*Records from a data collection:*
....

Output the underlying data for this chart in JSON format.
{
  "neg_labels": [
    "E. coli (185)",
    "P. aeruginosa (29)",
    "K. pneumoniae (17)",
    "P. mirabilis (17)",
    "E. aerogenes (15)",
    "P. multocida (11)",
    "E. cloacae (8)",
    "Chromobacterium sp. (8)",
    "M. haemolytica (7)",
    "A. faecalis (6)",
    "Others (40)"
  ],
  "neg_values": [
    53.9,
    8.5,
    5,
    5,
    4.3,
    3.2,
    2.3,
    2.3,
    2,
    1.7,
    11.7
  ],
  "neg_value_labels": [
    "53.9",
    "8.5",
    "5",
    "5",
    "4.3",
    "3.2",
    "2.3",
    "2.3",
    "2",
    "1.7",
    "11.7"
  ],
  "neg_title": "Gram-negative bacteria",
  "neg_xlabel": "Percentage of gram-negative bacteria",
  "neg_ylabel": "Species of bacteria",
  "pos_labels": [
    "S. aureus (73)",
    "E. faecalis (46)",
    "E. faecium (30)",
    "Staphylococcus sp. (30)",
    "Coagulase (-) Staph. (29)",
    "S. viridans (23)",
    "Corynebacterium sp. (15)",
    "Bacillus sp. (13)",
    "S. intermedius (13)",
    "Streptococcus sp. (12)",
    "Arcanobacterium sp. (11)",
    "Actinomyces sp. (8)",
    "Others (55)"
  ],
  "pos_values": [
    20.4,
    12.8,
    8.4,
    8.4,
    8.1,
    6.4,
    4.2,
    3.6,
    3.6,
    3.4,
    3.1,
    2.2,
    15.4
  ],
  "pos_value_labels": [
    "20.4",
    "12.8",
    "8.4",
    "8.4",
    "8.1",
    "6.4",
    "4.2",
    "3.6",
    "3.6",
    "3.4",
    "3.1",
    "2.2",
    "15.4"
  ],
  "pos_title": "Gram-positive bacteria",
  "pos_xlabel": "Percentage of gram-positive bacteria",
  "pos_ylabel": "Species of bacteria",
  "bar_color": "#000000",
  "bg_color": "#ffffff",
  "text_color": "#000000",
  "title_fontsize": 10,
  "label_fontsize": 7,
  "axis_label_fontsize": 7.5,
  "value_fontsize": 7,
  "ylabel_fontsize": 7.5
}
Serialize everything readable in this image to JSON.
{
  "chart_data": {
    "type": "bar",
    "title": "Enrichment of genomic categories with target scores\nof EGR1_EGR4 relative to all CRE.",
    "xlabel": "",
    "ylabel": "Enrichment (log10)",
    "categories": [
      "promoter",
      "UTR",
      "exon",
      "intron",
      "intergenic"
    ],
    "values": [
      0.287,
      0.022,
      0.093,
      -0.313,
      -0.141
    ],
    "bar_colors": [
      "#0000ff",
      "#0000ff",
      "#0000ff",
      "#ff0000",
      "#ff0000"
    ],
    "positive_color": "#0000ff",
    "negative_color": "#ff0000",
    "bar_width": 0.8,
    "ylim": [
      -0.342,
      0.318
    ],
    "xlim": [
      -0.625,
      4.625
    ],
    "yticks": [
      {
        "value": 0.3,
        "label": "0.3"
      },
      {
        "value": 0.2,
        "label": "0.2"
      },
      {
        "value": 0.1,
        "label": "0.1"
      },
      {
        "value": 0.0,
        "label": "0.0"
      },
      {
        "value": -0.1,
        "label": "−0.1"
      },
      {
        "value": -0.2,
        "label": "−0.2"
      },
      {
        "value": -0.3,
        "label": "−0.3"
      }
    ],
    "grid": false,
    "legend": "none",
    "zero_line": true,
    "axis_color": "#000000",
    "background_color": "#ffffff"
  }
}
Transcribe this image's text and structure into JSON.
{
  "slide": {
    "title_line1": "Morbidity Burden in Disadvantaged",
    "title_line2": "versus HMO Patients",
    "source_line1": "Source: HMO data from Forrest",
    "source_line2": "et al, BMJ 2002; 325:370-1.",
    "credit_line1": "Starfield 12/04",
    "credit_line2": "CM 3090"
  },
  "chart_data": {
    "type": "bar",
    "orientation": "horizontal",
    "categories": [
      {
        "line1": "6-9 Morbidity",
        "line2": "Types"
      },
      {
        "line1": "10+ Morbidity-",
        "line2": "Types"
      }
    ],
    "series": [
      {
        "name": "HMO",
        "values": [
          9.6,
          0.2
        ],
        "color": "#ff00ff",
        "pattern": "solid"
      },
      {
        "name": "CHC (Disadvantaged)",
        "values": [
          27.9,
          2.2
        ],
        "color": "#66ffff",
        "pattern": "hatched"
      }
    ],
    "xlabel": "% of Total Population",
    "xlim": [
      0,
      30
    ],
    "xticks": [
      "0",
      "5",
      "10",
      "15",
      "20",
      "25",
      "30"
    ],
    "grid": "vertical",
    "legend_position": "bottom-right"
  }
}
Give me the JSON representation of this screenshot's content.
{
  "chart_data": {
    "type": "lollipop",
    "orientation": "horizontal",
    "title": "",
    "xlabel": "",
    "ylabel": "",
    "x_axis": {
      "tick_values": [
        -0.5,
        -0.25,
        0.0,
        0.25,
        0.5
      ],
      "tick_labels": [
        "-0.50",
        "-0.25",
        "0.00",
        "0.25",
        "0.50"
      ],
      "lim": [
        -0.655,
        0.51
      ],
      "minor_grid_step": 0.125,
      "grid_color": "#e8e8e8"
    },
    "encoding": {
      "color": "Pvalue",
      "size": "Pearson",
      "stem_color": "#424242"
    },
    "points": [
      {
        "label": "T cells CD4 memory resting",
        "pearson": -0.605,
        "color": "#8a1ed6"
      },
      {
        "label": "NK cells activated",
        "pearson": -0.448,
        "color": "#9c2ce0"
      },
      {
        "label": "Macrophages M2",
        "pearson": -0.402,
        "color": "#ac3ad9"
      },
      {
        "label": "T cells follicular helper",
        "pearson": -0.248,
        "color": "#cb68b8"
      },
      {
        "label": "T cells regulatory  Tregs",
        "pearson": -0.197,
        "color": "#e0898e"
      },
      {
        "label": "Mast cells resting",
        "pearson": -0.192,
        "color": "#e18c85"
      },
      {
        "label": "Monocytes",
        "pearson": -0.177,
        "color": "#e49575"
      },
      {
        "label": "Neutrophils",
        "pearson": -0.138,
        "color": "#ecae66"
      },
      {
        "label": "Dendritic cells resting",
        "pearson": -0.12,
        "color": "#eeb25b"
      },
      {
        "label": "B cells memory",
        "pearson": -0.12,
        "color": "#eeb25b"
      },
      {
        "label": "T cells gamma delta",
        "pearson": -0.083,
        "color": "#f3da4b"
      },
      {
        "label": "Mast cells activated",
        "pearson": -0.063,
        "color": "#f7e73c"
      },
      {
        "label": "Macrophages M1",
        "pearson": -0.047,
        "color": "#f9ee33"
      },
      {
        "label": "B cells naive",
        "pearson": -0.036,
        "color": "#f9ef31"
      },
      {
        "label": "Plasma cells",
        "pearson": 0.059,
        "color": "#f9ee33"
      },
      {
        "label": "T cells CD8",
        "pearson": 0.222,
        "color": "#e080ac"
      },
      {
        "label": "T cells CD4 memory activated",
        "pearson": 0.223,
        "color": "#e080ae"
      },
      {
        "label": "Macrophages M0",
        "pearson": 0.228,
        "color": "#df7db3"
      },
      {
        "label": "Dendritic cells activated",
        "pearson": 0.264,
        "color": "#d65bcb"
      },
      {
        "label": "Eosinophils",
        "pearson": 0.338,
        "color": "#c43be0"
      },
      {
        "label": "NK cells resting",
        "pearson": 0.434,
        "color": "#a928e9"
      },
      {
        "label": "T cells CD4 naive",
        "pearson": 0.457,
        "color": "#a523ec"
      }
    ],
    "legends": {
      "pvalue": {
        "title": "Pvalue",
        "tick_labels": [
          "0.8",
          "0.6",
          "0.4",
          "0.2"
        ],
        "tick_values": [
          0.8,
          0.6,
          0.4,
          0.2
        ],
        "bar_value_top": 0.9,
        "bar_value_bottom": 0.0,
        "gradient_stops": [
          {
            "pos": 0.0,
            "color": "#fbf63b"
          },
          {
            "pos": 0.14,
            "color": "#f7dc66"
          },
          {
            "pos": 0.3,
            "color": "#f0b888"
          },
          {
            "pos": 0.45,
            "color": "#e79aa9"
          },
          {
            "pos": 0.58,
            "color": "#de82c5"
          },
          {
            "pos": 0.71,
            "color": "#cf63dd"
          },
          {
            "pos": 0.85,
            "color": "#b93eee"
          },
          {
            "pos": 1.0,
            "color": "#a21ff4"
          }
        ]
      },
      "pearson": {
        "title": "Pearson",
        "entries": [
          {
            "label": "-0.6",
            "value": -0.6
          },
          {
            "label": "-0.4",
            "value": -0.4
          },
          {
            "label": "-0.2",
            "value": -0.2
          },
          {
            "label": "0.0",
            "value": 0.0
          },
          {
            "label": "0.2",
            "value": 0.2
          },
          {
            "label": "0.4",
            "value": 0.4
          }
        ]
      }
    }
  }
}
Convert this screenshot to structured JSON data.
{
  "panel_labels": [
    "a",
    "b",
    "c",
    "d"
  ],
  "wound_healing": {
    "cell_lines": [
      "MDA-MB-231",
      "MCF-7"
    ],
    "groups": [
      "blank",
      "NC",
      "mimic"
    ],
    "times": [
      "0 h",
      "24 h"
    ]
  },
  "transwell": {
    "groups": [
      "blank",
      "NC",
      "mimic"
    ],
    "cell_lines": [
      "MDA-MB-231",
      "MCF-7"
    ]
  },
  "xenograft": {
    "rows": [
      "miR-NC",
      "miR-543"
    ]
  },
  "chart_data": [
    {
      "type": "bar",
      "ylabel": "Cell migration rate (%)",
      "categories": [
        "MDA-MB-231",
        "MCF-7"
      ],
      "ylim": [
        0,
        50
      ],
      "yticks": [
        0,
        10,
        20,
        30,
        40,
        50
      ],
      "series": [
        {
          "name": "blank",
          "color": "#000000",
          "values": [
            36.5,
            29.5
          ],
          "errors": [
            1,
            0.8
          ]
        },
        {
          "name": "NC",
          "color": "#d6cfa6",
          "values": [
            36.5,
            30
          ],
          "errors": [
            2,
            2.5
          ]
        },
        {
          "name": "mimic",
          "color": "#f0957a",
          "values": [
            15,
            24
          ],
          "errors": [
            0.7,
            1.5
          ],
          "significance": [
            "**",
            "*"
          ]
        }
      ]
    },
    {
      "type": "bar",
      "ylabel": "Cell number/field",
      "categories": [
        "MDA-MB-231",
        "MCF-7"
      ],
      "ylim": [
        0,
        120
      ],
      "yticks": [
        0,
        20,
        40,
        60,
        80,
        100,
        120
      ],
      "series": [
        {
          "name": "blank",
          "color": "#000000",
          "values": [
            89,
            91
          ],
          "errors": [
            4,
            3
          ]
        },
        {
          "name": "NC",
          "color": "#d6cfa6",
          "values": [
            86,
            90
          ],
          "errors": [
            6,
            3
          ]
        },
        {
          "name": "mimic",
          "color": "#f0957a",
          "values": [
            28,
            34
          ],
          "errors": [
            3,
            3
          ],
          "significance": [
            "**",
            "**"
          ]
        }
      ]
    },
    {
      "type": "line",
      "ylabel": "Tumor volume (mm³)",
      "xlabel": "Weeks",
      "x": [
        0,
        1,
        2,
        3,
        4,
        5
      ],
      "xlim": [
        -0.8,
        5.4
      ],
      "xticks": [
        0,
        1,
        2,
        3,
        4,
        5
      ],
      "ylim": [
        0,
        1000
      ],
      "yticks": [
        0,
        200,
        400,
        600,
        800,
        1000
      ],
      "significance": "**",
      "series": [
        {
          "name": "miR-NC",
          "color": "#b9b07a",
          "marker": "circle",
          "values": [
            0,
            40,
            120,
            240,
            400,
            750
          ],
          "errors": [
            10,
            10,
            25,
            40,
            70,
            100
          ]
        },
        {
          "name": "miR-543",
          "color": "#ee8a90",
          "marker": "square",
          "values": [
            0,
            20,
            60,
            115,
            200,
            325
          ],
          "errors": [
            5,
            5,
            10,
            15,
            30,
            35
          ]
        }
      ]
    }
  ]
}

....

*Activity:* Reproduce every line above that contains the string "Percentage".

*Answer for the task:*
  "neg_xlabel": "Percentage of gram-negative bacteria",
  "pos_xlabel": "Percentage of gram-positive bacteria",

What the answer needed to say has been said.